▶ _Problem description_
Leave out the images and repeat the listing below without a single change.

▶ _Collected data entries_
※

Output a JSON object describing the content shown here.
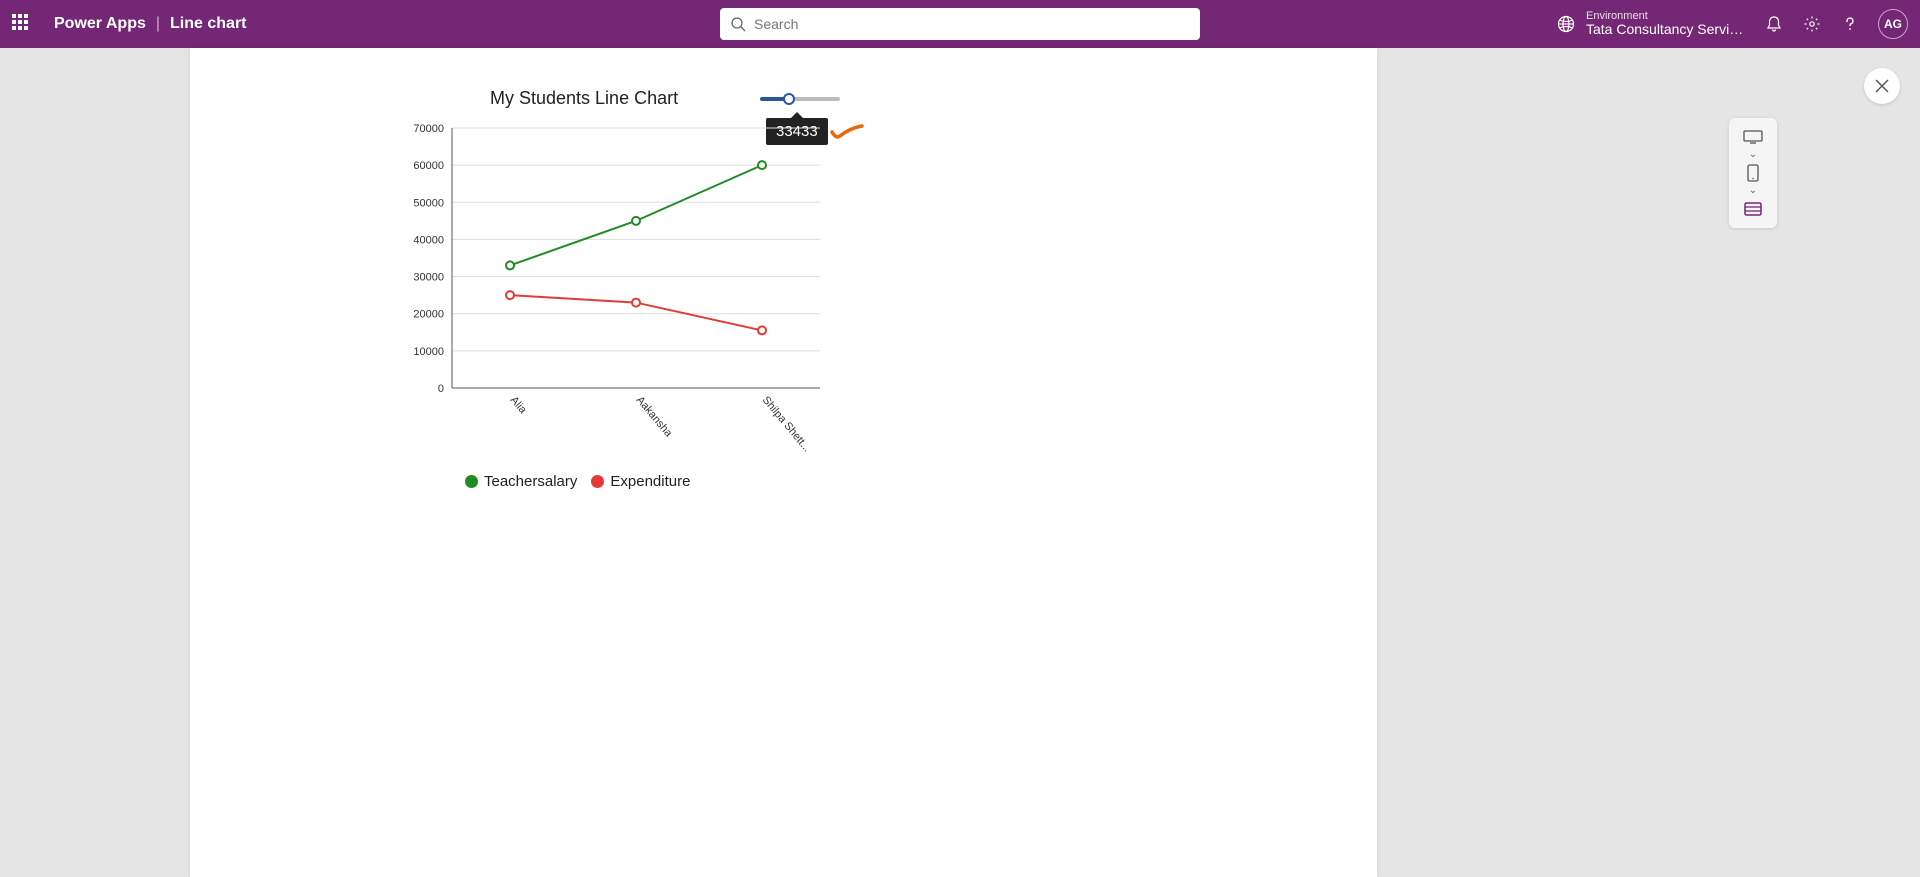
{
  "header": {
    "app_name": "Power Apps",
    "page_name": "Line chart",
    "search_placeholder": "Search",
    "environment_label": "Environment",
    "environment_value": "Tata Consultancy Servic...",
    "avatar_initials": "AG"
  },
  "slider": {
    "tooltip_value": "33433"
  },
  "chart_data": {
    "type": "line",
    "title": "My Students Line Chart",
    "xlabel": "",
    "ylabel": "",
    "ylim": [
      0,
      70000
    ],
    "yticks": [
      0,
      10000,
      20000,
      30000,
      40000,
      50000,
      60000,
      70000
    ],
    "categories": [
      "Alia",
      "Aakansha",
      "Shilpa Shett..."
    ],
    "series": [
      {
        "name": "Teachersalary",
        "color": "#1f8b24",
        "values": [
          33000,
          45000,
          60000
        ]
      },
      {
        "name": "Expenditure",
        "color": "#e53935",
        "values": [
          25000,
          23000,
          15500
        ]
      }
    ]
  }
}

※

▶ _The output_
Output a JSON object describing the content shown here.
{
  "header": {
    "app_name": "Power Apps",
    "page_name": "Line chart",
    "search_placeholder": "Search",
    "environment_label": "Environment",
    "environment_value": "Tata Consultancy Servic...",
    "avatar_initials": "AG"
  },
  "slider": {
    "tooltip_value": "33433"
  },
  "chart_data": {
    "type": "line",
    "title": "My Students Line Chart",
    "xlabel": "",
    "ylabel": "",
    "ylim": [
      0,
      70000
    ],
    "yticks": [
      0,
      10000,
      20000,
      30000,
      40000,
      50000,
      60000,
      70000
    ],
    "categories": [
      "Alia",
      "Aakansha",
      "Shilpa Shett..."
    ],
    "series": [
      {
        "name": "Teachersalary",
        "color": "#1f8b24",
        "values": [
          33000,
          45000,
          60000
        ]
      },
      {
        "name": "Expenditure",
        "color": "#e53935",
        "values": [
          25000,
          23000,
          15500
        ]
      }
    ]
  }
}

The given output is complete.